- **Directions for this task**
Gather all lines in the records below that include the word "name".

- **Data listing**
# # # # #

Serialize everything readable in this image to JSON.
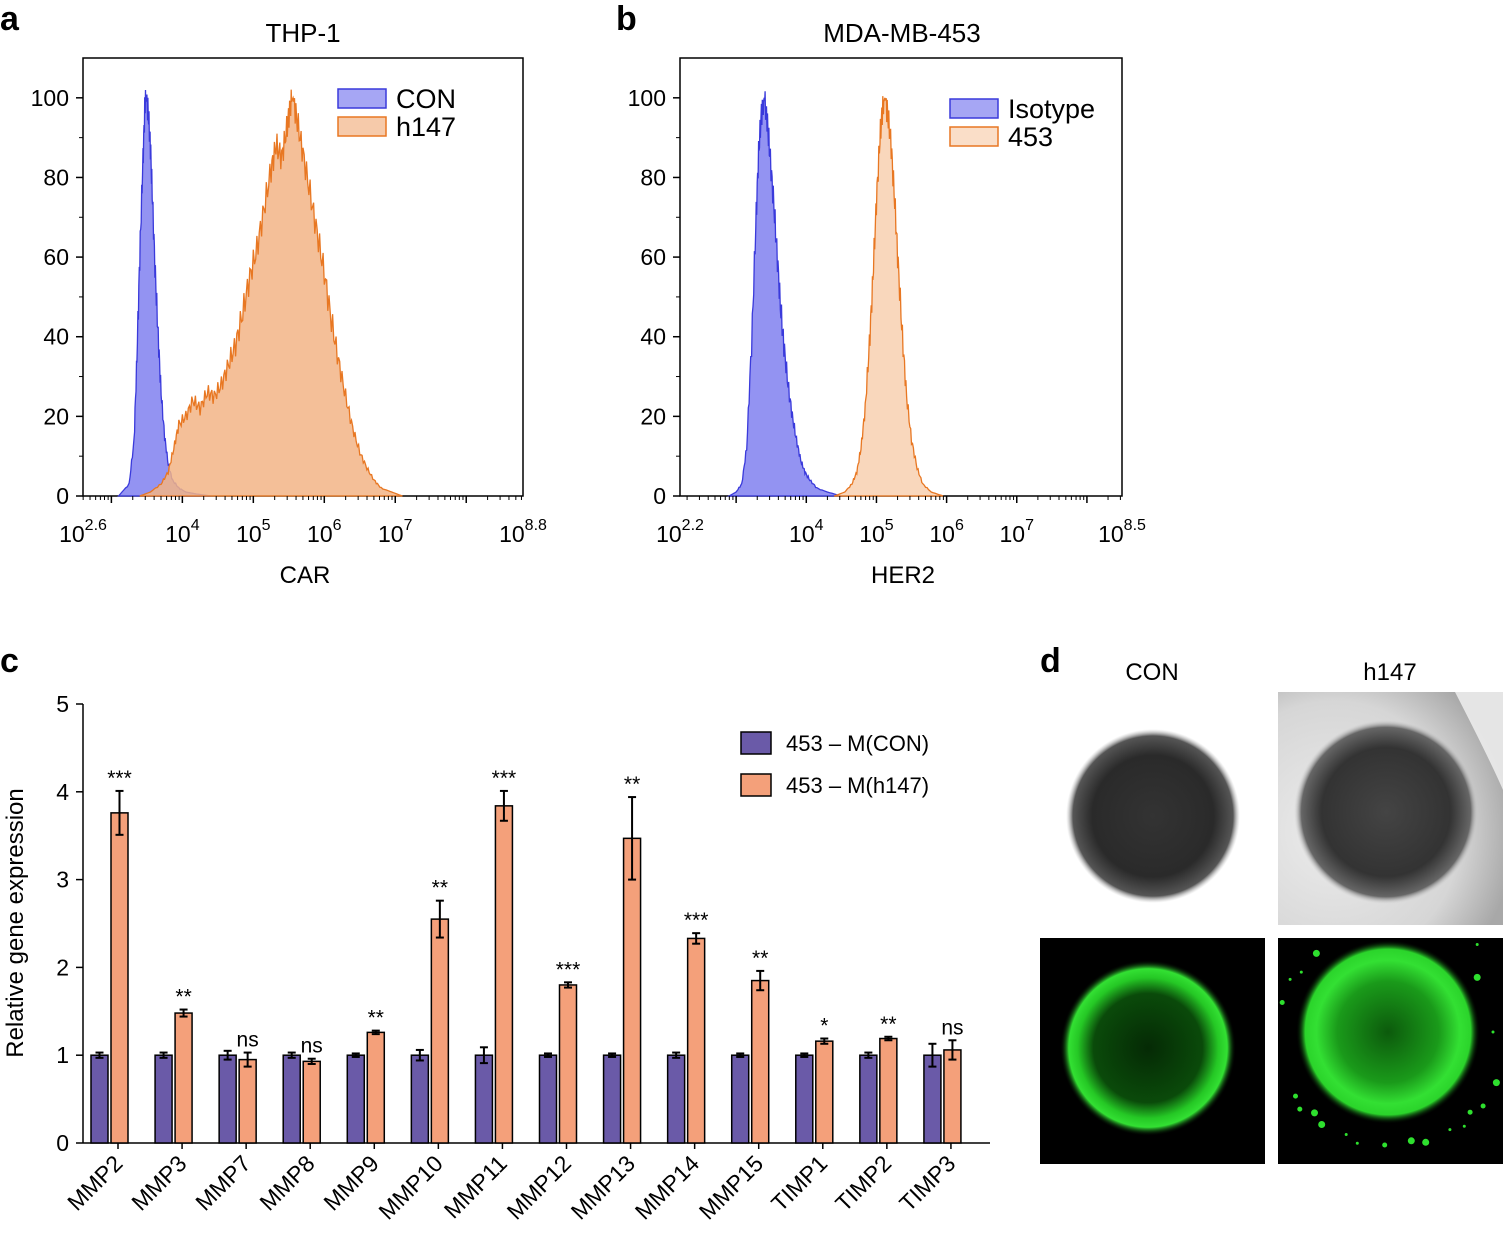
{
  "panels": {
    "a": {
      "letter": "a",
      "chart_data": {
        "type": "area",
        "title": "THP-1",
        "xlabel": "CAR",
        "ylabel": "",
        "x_scale": "log10",
        "xlim_log10": [
          2.6,
          8.8
        ],
        "ylim": [
          0,
          110
        ],
        "yticks": [
          0,
          20,
          40,
          60,
          80,
          100
        ],
        "xticks": [
          {
            "base": "10",
            "exp": "2.6",
            "log": 2.6
          },
          {
            "base": "10",
            "exp": "4",
            "log": 4
          },
          {
            "base": "10",
            "exp": "5",
            "log": 5
          },
          {
            "base": "10",
            "exp": "6",
            "log": 6
          },
          {
            "base": "10",
            "exp": "7",
            "log": 7
          },
          {
            "base": "10",
            "exp": "8.8",
            "log": 8.8
          }
        ],
        "legend_position": "top-right",
        "series": [
          {
            "name": "CON",
            "color": "#3a3adb",
            "fill": "#8080f0",
            "points": [
              [
                3.1,
                0
              ],
              [
                3.25,
                3
              ],
              [
                3.32,
                14
              ],
              [
                3.36,
                35
              ],
              [
                3.4,
                60
              ],
              [
                3.44,
                82
              ],
              [
                3.47,
                97
              ],
              [
                3.49,
                100
              ],
              [
                3.52,
                96
              ],
              [
                3.55,
                88
              ],
              [
                3.58,
                74
              ],
              [
                3.62,
                55
              ],
              [
                3.66,
                40
              ],
              [
                3.7,
                26
              ],
              [
                3.75,
                15
              ],
              [
                3.8,
                8
              ],
              [
                3.86,
                4
              ],
              [
                3.95,
                2
              ],
              [
                4.05,
                1
              ],
              [
                4.2,
                0.5
              ],
              [
                4.4,
                0
              ]
            ]
          },
          {
            "name": "h147",
            "color": "#e87722",
            "fill": "#f2b486",
            "points": [
              [
                3.4,
                0
              ],
              [
                3.55,
                1
              ],
              [
                3.7,
                3
              ],
              [
                3.8,
                6
              ],
              [
                3.88,
                12
              ],
              [
                3.95,
                18
              ],
              [
                4.05,
                20
              ],
              [
                4.15,
                24
              ],
              [
                4.25,
                22
              ],
              [
                4.35,
                26
              ],
              [
                4.45,
                25
              ],
              [
                4.55,
                28
              ],
              [
                4.65,
                33
              ],
              [
                4.75,
                38
              ],
              [
                4.85,
                46
              ],
              [
                4.95,
                55
              ],
              [
                5.05,
                62
              ],
              [
                5.15,
                72
              ],
              [
                5.25,
                82
              ],
              [
                5.32,
                88
              ],
              [
                5.4,
                85
              ],
              [
                5.47,
                92
              ],
              [
                5.52,
                98
              ],
              [
                5.56,
                100
              ],
              [
                5.62,
                94
              ],
              [
                5.7,
                86
              ],
              [
                5.8,
                76
              ],
              [
                5.9,
                66
              ],
              [
                6.0,
                56
              ],
              [
                6.1,
                44
              ],
              [
                6.2,
                34
              ],
              [
                6.3,
                25
              ],
              [
                6.4,
                17
              ],
              [
                6.5,
                11
              ],
              [
                6.6,
                7
              ],
              [
                6.7,
                4
              ],
              [
                6.8,
                2
              ],
              [
                6.95,
                1
              ],
              [
                7.1,
                0
              ]
            ]
          }
        ]
      }
    },
    "b": {
      "letter": "b",
      "chart_data": {
        "type": "area",
        "title": "MDA-MB-453",
        "xlabel": "HER2",
        "ylabel": "",
        "x_scale": "log10",
        "xlim_log10": [
          2.2,
          8.5
        ],
        "ylim": [
          0,
          110
        ],
        "yticks": [
          0,
          20,
          40,
          60,
          80,
          100
        ],
        "xticks": [
          {
            "base": "10",
            "exp": "2.2",
            "log": 2.2
          },
          {
            "base": "10",
            "exp": "4",
            "log": 4
          },
          {
            "base": "10",
            "exp": "5",
            "log": 5
          },
          {
            "base": "10",
            "exp": "6",
            "log": 6
          },
          {
            "base": "10",
            "exp": "7",
            "log": 7
          },
          {
            "base": "10",
            "exp": "8.5",
            "log": 8.5
          }
        ],
        "legend_position": "top-right",
        "series": [
          {
            "name": "Isotype",
            "color": "#3a3adb",
            "fill": "#8080f0",
            "points": [
              [
                2.9,
                0
              ],
              [
                3.0,
                1
              ],
              [
                3.08,
                3
              ],
              [
                3.15,
                12
              ],
              [
                3.22,
                38
              ],
              [
                3.28,
                68
              ],
              [
                3.32,
                86
              ],
              [
                3.36,
                96
              ],
              [
                3.4,
                100
              ],
              [
                3.44,
                95
              ],
              [
                3.48,
                86
              ],
              [
                3.53,
                75
              ],
              [
                3.58,
                62
              ],
              [
                3.63,
                48
              ],
              [
                3.68,
                38
              ],
              [
                3.74,
                28
              ],
              [
                3.8,
                20
              ],
              [
                3.86,
                14
              ],
              [
                3.92,
                9
              ],
              [
                3.98,
                6
              ],
              [
                4.05,
                4
              ],
              [
                4.15,
                2
              ],
              [
                4.3,
                1
              ],
              [
                4.5,
                0
              ]
            ]
          },
          {
            "name": "453",
            "color": "#e87722",
            "fill": "#f8d0b0",
            "points": [
              [
                4.4,
                0
              ],
              [
                4.55,
                1
              ],
              [
                4.65,
                3
              ],
              [
                4.72,
                6
              ],
              [
                4.78,
                12
              ],
              [
                4.84,
                22
              ],
              [
                4.9,
                38
              ],
              [
                4.95,
                55
              ],
              [
                5.0,
                74
              ],
              [
                5.05,
                90
              ],
              [
                5.09,
                98
              ],
              [
                5.12,
                100
              ],
              [
                5.16,
                96
              ],
              [
                5.21,
                88
              ],
              [
                5.26,
                74
              ],
              [
                5.31,
                58
              ],
              [
                5.37,
                40
              ],
              [
                5.43,
                25
              ],
              [
                5.5,
                14
              ],
              [
                5.58,
                7
              ],
              [
                5.66,
                3
              ],
              [
                5.78,
                1
              ],
              [
                5.95,
                0
              ]
            ]
          }
        ]
      }
    },
    "c": {
      "letter": "c",
      "chart_data": {
        "type": "bar",
        "title": "",
        "xlabel": "",
        "ylabel": "Relative gene expression",
        "ylim": [
          0,
          5
        ],
        "yticks": [
          0,
          1,
          2,
          3,
          4,
          5
        ],
        "legend_position": "top-right",
        "categories": [
          "MMP2",
          "MMP3",
          "MMP7",
          "MMP8",
          "MMP9",
          "MMP10",
          "MMP11",
          "MMP12",
          "MMP13",
          "MMP14",
          "MMP15",
          "TIMP1",
          "TIMP2",
          "TIMP3"
        ],
        "series": [
          {
            "name": "453 – M(CON)",
            "color": "#6a5aa8",
            "values": [
              1.0,
              1.0,
              1.0,
              1.0,
              1.0,
              1.0,
              1.0,
              1.0,
              1.0,
              1.0,
              1.0,
              1.0,
              1.0,
              1.0
            ],
            "errors": [
              0.03,
              0.03,
              0.05,
              0.03,
              0.02,
              0.06,
              0.09,
              0.02,
              0.02,
              0.03,
              0.02,
              0.02,
              0.03,
              0.13
            ]
          },
          {
            "name": "453 – M(h147)",
            "color": "#f4a07a",
            "values": [
              3.76,
              1.48,
              0.95,
              0.93,
              1.26,
              2.55,
              3.84,
              1.8,
              3.47,
              2.33,
              1.85,
              1.16,
              1.19,
              1.06
            ],
            "errors": [
              0.25,
              0.04,
              0.08,
              0.03,
              0.02,
              0.21,
              0.17,
              0.03,
              0.47,
              0.06,
              0.11,
              0.03,
              0.02,
              0.11
            ]
          }
        ],
        "significance": [
          "***",
          "**",
          "ns",
          "ns",
          "**",
          "**",
          "***",
          "***",
          "**",
          "***",
          "**",
          "*",
          "**",
          "ns"
        ]
      }
    },
    "d": {
      "letter": "d",
      "labels": [
        "CON",
        "h147"
      ],
      "images": [
        {
          "condition": "CON",
          "type": "brightfield"
        },
        {
          "condition": "h147",
          "type": "brightfield"
        },
        {
          "condition": "CON",
          "type": "fluorescence"
        },
        {
          "condition": "h147",
          "type": "fluorescence"
        }
      ],
      "colors": {
        "fluorescence": "#2ee02e",
        "background": "#000000"
      }
    }
  }
}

# # # # #

- **Solution to the exercise**
            "name": "CON",
            "name": "h147",
            "name": "Isotype",
            "name": "453",
            "name": "453 – M(CON)",
            "name": "453 – M(h147)",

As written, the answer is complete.